Supplied material »

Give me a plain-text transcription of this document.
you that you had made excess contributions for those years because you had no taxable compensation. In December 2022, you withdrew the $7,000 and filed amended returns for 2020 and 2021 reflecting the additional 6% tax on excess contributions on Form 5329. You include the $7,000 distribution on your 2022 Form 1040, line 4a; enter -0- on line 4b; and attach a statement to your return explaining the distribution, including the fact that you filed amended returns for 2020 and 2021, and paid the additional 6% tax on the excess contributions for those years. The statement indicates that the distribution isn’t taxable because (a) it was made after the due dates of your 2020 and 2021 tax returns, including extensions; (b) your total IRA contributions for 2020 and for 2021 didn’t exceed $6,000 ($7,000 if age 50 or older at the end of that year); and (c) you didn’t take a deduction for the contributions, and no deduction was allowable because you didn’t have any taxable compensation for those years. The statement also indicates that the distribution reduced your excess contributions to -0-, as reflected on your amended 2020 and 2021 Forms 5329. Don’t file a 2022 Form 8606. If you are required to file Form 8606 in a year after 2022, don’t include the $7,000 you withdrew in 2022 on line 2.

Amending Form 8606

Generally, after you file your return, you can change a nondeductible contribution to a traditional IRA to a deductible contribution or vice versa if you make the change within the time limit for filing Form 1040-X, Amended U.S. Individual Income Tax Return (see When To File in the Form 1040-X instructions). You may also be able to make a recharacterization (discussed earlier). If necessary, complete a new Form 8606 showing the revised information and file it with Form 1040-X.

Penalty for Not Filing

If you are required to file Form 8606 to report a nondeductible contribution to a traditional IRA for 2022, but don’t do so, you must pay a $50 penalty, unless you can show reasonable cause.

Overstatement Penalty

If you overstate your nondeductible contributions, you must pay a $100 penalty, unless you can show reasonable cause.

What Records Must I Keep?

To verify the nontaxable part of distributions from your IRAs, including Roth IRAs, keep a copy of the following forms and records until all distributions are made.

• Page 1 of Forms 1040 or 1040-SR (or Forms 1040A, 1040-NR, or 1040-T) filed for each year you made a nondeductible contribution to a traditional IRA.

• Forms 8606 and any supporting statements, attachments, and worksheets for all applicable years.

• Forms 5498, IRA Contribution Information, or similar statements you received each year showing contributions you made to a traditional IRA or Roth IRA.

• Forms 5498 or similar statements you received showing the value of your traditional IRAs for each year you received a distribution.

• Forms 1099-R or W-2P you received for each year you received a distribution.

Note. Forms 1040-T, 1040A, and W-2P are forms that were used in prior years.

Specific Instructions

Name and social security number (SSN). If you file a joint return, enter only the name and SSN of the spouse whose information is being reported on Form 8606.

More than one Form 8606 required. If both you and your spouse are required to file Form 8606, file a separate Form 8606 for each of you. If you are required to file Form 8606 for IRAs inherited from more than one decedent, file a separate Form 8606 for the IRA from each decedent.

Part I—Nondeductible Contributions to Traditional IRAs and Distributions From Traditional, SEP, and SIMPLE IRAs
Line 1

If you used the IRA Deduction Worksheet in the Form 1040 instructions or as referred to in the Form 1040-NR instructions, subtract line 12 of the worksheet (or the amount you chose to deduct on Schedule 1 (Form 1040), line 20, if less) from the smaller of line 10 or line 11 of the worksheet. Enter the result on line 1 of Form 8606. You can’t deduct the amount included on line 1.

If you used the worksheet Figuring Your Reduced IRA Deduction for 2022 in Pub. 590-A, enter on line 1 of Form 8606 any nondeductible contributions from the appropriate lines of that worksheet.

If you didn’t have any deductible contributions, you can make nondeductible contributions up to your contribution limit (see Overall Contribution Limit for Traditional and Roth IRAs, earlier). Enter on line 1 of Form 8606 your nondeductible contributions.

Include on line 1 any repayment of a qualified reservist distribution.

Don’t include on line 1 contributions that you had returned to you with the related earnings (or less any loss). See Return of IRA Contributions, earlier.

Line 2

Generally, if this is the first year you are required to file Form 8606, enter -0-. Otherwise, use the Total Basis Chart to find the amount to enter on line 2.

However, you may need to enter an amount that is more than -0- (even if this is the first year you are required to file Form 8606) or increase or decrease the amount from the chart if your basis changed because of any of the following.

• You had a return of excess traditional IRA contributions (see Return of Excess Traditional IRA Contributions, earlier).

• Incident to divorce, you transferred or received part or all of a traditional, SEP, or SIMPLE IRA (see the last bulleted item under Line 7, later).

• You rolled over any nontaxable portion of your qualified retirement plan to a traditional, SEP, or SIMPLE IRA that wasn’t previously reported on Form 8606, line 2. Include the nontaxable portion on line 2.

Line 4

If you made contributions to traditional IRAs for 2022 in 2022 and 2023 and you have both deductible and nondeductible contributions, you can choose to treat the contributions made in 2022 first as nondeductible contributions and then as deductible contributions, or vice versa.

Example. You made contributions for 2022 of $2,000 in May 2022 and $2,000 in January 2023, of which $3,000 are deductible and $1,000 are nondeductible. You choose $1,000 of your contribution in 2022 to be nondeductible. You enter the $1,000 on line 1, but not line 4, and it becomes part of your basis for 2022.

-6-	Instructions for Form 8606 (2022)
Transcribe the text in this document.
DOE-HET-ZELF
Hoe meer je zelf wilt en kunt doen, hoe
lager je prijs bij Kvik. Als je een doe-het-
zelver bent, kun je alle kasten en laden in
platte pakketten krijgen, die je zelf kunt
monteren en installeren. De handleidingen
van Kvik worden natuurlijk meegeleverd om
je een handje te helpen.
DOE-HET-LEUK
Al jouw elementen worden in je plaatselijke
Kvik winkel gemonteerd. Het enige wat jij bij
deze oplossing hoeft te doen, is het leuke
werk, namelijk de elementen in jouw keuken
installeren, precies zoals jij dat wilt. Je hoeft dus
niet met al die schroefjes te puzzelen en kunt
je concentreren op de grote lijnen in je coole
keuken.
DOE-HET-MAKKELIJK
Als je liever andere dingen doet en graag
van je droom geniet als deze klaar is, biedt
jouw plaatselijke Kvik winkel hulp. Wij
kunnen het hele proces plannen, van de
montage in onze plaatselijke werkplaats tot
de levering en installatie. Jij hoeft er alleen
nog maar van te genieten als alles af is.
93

The exercise »
Please give back all of the records exactly as written.

Solution to the exercise »
Give me a plain-text transcription of this document.
you that you had made excess contributions for those years because you had no taxable compensation. In December 2022, you withdrew the $7,000 and filed amended returns for 2020 and 2021 reflecting the additional 6% tax on excess contributions on Form 5329. You include the $7,000 distribution on your 2022 Form 1040, line 4a; enter -0- on line 4b; and attach a statement to your return explaining the distribution, including the fact that you filed amended returns for 2020 and 2021, and paid the additional 6% tax on the excess contributions for those years. The statement indicates that the distribution isn’t taxable because (a) it was made after the due dates of your 2020 and 2021 tax returns, including extensions; (b) your total IRA contributions for 2020 and for 2021 didn’t exceed $6,000 ($7,000 if age 50 or older at the end of that year); and (c) you didn’t take a deduction for the contributions, and no deduction was allowable because you didn’t have any taxable compensation for those years. The statement also indicates that the distribution reduced your excess contributions to -0-, as reflected on your amended 2020 and 2021 Forms 5329. Don’t file a 2022 Form 8606. If you are required to file Form 8606 in a year after 2022, don’t include the $7,000 you withdrew in 2022 on line 2.

Amending Form 8606

Generally, after you file your return, you can change a nondeductible contribution to a traditional IRA to a deductible contribution or vice versa if you make the change within the time limit for filing Form 1040-X, Amended U.S. Individual Income Tax Return (see When To File in the Form 1040-X instructions). You may also be able to make a recharacterization (discussed earlier). If necessary, complete a new Form 8606 showing the revised information and file it with Form 1040-X.

Penalty for Not Filing

If you are required to file Form 8606 to report a nondeductible contribution to a traditional IRA for 2022, but don’t do so, you must pay a $50 penalty, unless you can show reasonable cause.

Overstatement Penalty

If you overstate your nondeductible contributions, you must pay a $100 penalty, unless you can show reasonable cause.

What Records Must I Keep?

To verify the nontaxable part of distributions from your IRAs, including Roth IRAs, keep a copy of the following forms and records until all distributions are made.

• Page 1 of Forms 1040 or 1040-SR (or Forms 1040A, 1040-NR, or 1040-T) filed for each year you made a nondeductible contribution to a traditional IRA.

• Forms 8606 and any supporting statements, attachments, and worksheets for all applicable years.

• Forms 5498, IRA Contribution Information, or similar statements you received each year showing contributions you made to a traditional IRA or Roth IRA.

• Forms 5498 or similar statements you received showing the value of your traditional IRAs for each year you received a distribution.

• Forms 1099-R or W-2P you received for each year you received a distribution.

Note. Forms 1040-T, 1040A, and W-2P are forms that were used in prior years.

Specific Instructions

Name and social security number (SSN). If you file a joint return, enter only the name and SSN of the spouse whose information is being reported on Form 8606.

More than one Form 8606 required. If both you and your spouse are required to file Form 8606, file a separate Form 8606 for each of you. If you are required to file Form 8606 for IRAs inherited from more than one decedent, file a separate Form 8606 for the IRA from each decedent.

Part I—Nondeductible Contributions to Traditional IRAs and Distributions From Traditional, SEP, and SIMPLE IRAs
Line 1

If you used the IRA Deduction Worksheet in the Form 1040 instructions or as referred to in the Form 1040-NR instructions, subtract line 12 of the worksheet (or the amount you chose to deduct on Schedule 1 (Form 1040), line 20, if less) from the smaller of line 10 or line 11 of the worksheet. Enter the result on line 1 of Form 8606. You can’t deduct the amount included on line 1.

If you used the worksheet Figuring Your Reduced IRA Deduction for 2022 in Pub. 590-A, enter on line 1 of Form 8606 any nondeductible contributions from the appropriate lines of that worksheet.

If you didn’t have any deductible contributions, you can make nondeductible contributions up to your contribution limit (see Overall Contribution Limit for Traditional and Roth IRAs, earlier). Enter on line 1 of Form 8606 your nondeductible contributions.

Include on line 1 any repayment of a qualified reservist distribution.

Don’t include on line 1 contributions that you had returned to you with the related earnings (or less any loss). See Return of IRA Contributions, earlier.

Line 2

Generally, if this is the first year you are required to file Form 8606, enter -0-. Otherwise, use the Total Basis Chart to find the amount to enter on line 2.

However, you may need to enter an amount that is more than -0- (even if this is the first year you are required to file Form 8606) or increase or decrease the amount from the chart if your basis changed because of any of the following.

• You had a return of excess traditional IRA contributions (see Return of Excess Traditional IRA Contributions, earlier).

• Incident to divorce, you transferred or received part or all of a traditional, SEP, or SIMPLE IRA (see the last bulleted item under Line 7, later).

• You rolled over any nontaxable portion of your qualified retirement plan to a traditional, SEP, or SIMPLE IRA that wasn’t previously reported on Form 8606, line 2. Include the nontaxable portion on line 2.

Line 4

If you made contributions to traditional IRAs for 2022 in 2022 and 2023 and you have both deductible and nondeductible contributions, you can choose to treat the contributions made in 2022 first as nondeductible contributions and then as deductible contributions, or vice versa.

Example. You made contributions for 2022 of $2,000 in May 2022 and $2,000 in January 2023, of which $3,000 are deductible and $1,000 are nondeductible. You choose $1,000 of your contribution in 2022 to be nondeductible. You enter the $1,000 on line 1, but not line 4, and it becomes part of your basis for 2022.

-6-	Instructions for Form 8606 (2022)
Transcribe the text in this document.
DOE-HET-ZELF
Hoe meer je zelf wilt en kunt doen, hoe
lager je prijs bij Kvik. Als je een doe-het-
zelver bent, kun je alle kasten en laden in
platte pakketten krijgen, die je zelf kunt
monteren en installeren. De handleidingen
van Kvik worden natuurlijk meegeleverd om
je een handje te helpen.
DOE-HET-LEUK
Al jouw elementen worden in je plaatselijke
Kvik winkel gemonteerd. Het enige wat jij bij
deze oplossing hoeft te doen, is het leuke
werk, namelijk de elementen in jouw keuken
installeren, precies zoals jij dat wilt. Je hoeft dus
niet met al die schroefjes te puzzelen en kunt
je concentreren op de grote lijnen in je coole
keuken.
DOE-HET-MAKKELIJK
Als je liever andere dingen doet en graag
van je droom geniet als deze klaar is, biedt
jouw plaatselijke Kvik winkel hulp. Wij
kunnen het hele proces plannen, van de
montage in onze plaatselijke werkplaats tot
de levering en installatie. Jij hoeft er alleen
nog maar van te genieten als alles af is.
93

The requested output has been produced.